[WHAT IS REQUIRED]
What is needed here is an exact copy of every entry.

==*==

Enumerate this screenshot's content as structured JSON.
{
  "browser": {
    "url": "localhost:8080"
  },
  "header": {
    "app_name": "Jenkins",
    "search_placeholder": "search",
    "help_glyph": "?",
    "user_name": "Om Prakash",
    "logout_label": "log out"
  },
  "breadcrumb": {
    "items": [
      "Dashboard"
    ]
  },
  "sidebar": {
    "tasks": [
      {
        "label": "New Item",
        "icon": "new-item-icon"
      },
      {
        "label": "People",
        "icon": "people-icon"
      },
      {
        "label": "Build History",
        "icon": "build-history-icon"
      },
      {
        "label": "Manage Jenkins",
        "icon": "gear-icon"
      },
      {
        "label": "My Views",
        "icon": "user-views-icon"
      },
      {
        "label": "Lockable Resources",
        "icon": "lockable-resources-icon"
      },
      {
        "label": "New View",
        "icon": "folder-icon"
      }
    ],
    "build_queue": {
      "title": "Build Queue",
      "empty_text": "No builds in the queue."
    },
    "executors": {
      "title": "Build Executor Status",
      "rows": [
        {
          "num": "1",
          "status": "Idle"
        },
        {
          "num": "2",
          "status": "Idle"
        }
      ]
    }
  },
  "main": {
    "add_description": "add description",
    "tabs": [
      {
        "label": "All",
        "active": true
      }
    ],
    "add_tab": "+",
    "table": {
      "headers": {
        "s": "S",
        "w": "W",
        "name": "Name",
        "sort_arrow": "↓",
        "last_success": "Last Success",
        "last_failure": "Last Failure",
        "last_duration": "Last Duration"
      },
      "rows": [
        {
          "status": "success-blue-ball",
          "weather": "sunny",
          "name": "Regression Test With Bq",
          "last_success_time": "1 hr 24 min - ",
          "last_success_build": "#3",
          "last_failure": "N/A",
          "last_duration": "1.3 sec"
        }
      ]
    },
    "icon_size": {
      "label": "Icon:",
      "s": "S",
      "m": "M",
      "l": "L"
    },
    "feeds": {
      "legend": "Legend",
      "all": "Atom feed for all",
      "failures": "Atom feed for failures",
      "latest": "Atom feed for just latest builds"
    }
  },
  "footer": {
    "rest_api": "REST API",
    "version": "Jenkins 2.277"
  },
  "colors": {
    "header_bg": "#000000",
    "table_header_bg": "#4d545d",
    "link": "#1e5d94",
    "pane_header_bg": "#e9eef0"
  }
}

==*==

[WRITTEN ANSWER]
Enumerate this screenshot's content as structured JSON.
{
  "browser": {
    "url": "localhost:8080"
  },
  "header": {
    "app_name": "Jenkins",
    "search_placeholder": "search",
    "help_glyph": "?",
    "user_name": "Om Prakash",
    "logout_label": "log out"
  },
  "breadcrumb": {
    "items": [
      "Dashboard"
    ]
  },
  "sidebar": {
    "tasks": [
      {
        "label": "New Item",
        "icon": "new-item-icon"
      },
      {
        "label": "People",
        "icon": "people-icon"
      },
      {
        "label": "Build History",
        "icon": "build-history-icon"
      },
      {
        "label": "Manage Jenkins",
        "icon": "gear-icon"
      },
      {
        "label": "My Views",
        "icon": "user-views-icon"
      },
      {
        "label": "Lockable Resources",
        "icon": "lockable-resources-icon"
      },
      {
        "label": "New View",
        "icon": "folder-icon"
      }
    ],
    "build_queue": {
      "title": "Build Queue",
      "empty_text": "No builds in the queue."
    },
    "executors": {
      "title": "Build Executor Status",
      "rows": [
        {
          "num": "1",
          "status": "Idle"
        },
        {
          "num": "2",
          "status": "Idle"
        }
      ]
    }
  },
  "main": {
    "add_description": "add description",
    "tabs": [
      {
        "label": "All",
        "active": true
      }
    ],
    "add_tab": "+",
    "table": {
      "headers": {
        "s": "S",
        "w": "W",
        "name": "Name",
        "sort_arrow": "↓",
        "last_success": "Last Success",
        "last_failure": "Last Failure",
        "last_duration": "Last Duration"
      },
      "rows": [
        {
          "status": "success-blue-ball",
          "weather": "sunny",
          "name": "Regression Test With Bq",
          "last_success_time": "1 hr 24 min - ",
          "last_success_build": "#3",
          "last_failure": "N/A",
          "last_duration": "1.3 sec"
        }
      ]
    },
    "icon_size": {
      "label": "Icon:",
      "s": "S",
      "m": "M",
      "l": "L"
    },
    "feeds": {
      "legend": "Legend",
      "all": "Atom feed for all",
      "failures": "Atom feed for failures",
      "latest": "Atom feed for just latest builds"
    }
  },
  "footer": {
    "rest_api": "REST API",
    "version": "Jenkins 2.277"
  },
  "colors": {
    "header_bg": "#000000",
    "table_header_bg": "#4d545d",
    "link": "#1e5d94",
    "pane_header_bg": "#e9eef0"
  }
}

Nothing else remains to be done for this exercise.